## SET OF TASKS
- 1) In the metaverse real estate article below, condense the paragraph that opens with "This is the biggest mental hurdle" into a shorter version that keeps its main facts.
- 2) Reproduce the metaverse real estate article word for word, from "It seems like" up to and including "questions, and more.".
- 3) Carry on writing the metaverse real estate article from the point where it stops.

----- QUOTED TEXT

It seems like there’s always a big new thing in real estate, whether it’s REITs or crowdfunding—or bitcoin. Well, that’s the kind of opportunity you have right now, today: to buy real estate in the metaverse. Maybe.

On the other hand, it could turn out to be nothing. But there’s an element of risk even in a conventional, high-quality real estate investment, isn’t there? 

In order to make an informed decision about whether or not to buy into this latest innovation, you have to have a basic understanding of a few issues: what is the metaverse? How can you own real estate in a place that doesn’t physically exist? And what are the metaverse’s realistic prospects of taking off and becoming the “next big thing”? 

Read on for answers to all these questions, and more. 

What Is the Metaverse? 

Think of the metaverse as an immersive, interactive version of the internet. Instead of browsing Amazon by swiping away at your phone, or clicking away on a mouse, you’ll put on a virtual reality headset like the Oculus, or a pair of mixed reality glasses, and walk down a virtual—or metaversal—shopping mall. 

The metaverse is a little more complicated than that, but that should give you a basic idea of what it is, and how it’ll work. 

Can You Really Own Non-Physical Real Estate? 

This is the biggest mental hurdle for many potential investors in virtual real estate. The appeal and the value of conventional real estate is rooted in its physicality—you own this piece of property right here, that you can touch and develop and do with as you please. It’s value is also rooted in the limited supply of real estate—as the saying goes, they aren’t making any more land.  

So how do you wrap your head around buying virtual real estate? Well, it might help to not think of it as real estate, per se, but rather an intangible investment. Think of art or luxury goods, which have far more value than their physical components.

----------
----- GIVEN MATERIAL

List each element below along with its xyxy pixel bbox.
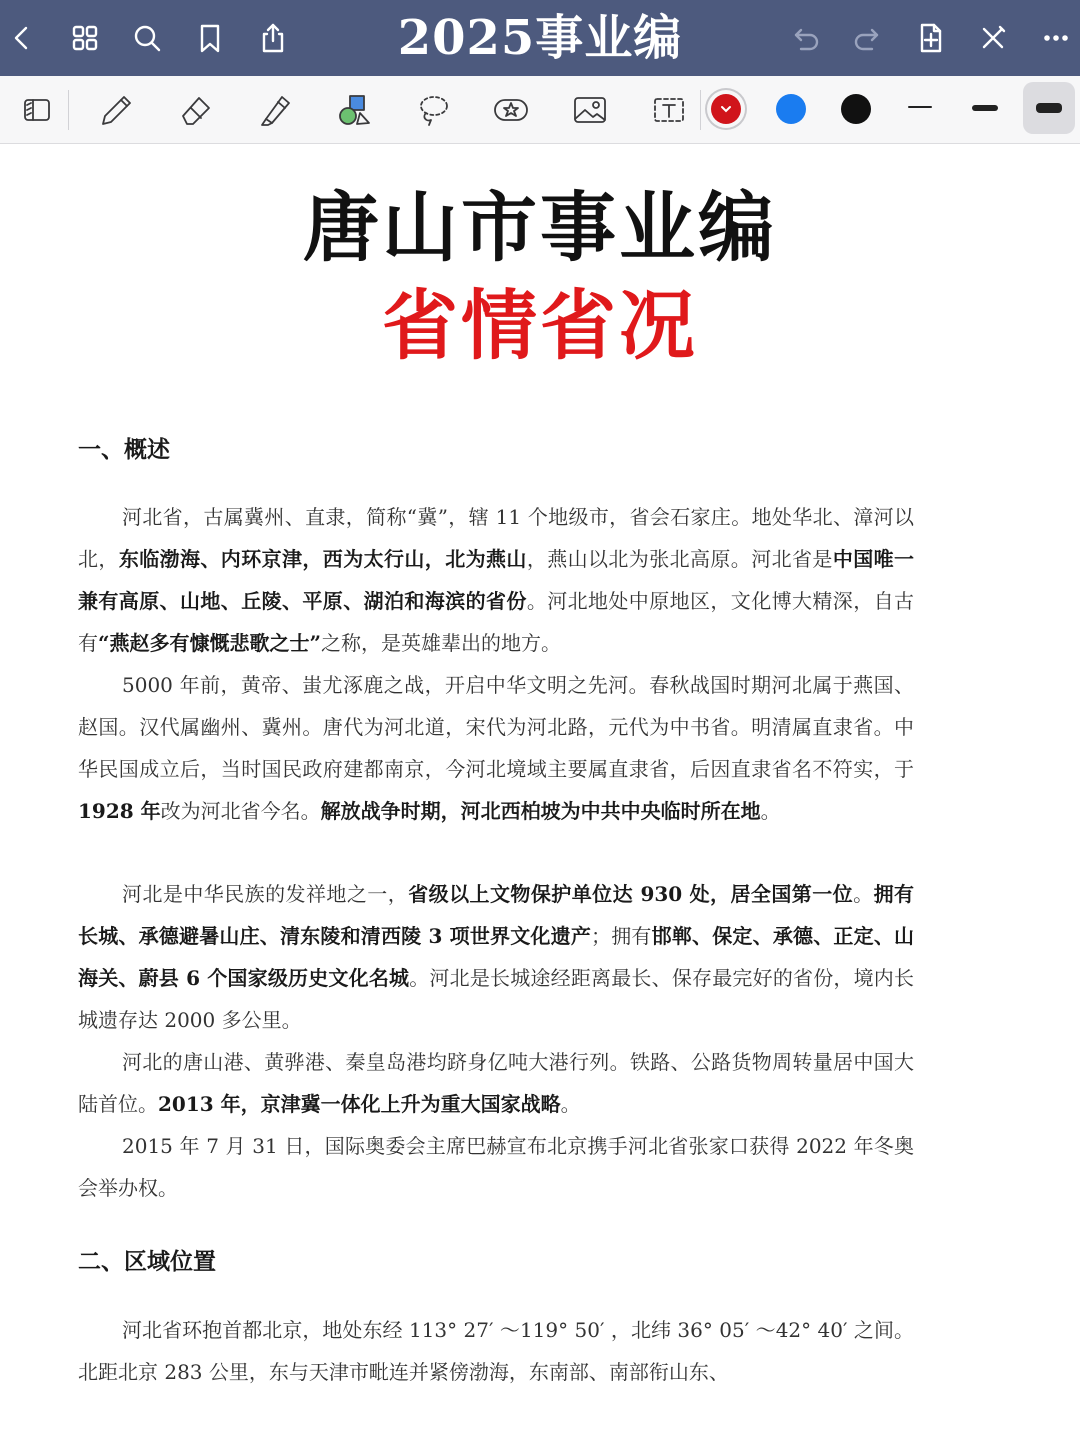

----------

## RESULTS OF THE TASKS
- 1) Owning virtual property is the biggest mental hurdle for many would-be investors. Ordinary real estate draws its appeal and value from being physical: land you can touch, develop, and use as you like. Its value also comes from limited supply, since no more land is being made.

- 2)
It seems like there’s always a big new thing in real estate, whether it’s REITs or crowdfunding—or bitcoin. Well, that’s the kind of opportunity you have right now, today: to buy real estate in the metaverse. Maybe.

On the other hand, it could turn out to be nothing. But there’s an element of risk even in a conventional, high-quality real estate investment, isn’t there? 

In order to make an informed decision about whether or not to buy into this latest innovation, you have to have a basic understanding of a few issues: what is the metaverse? How can you own real estate in a place that doesn’t physically exist? And what are the metaverse’s realistic prospects of taking off and becoming the “next big thing”? 

Read on for answers to all these questions, and more.

- 3)
To look at a more recent parallel, you can think of metaverse real estate as the next wave of domain names. Just as it was an extremely valuable investment if you bought your business’s domain name — its online address, essentially—in the early days of the internet, it could be very wise to acquire virtual real estate now. 

The metaverse is also more secure. While early “cybersquatters” were often forced to give up their domain investments by the courts, investors in virtual real estate would be able to be legitimate landlords. 

Is the Metaverse Legitimate? 

Many experts think so. According to futurists interviewed by the New York Times, the metaverse will soon be as embedded in our daily lives as much as email or social media. That could mean two years or a decade, but if you accept this forecast, you’ll want to get in as early as possible. 

However, the metaverse isn’t going to replace traditional real estate. If virtual feels too risky, you can always stick to regular real estate investing with the help of 1031 exchange companies and discount services. 

How Do You Pay For Virtual Real Estate?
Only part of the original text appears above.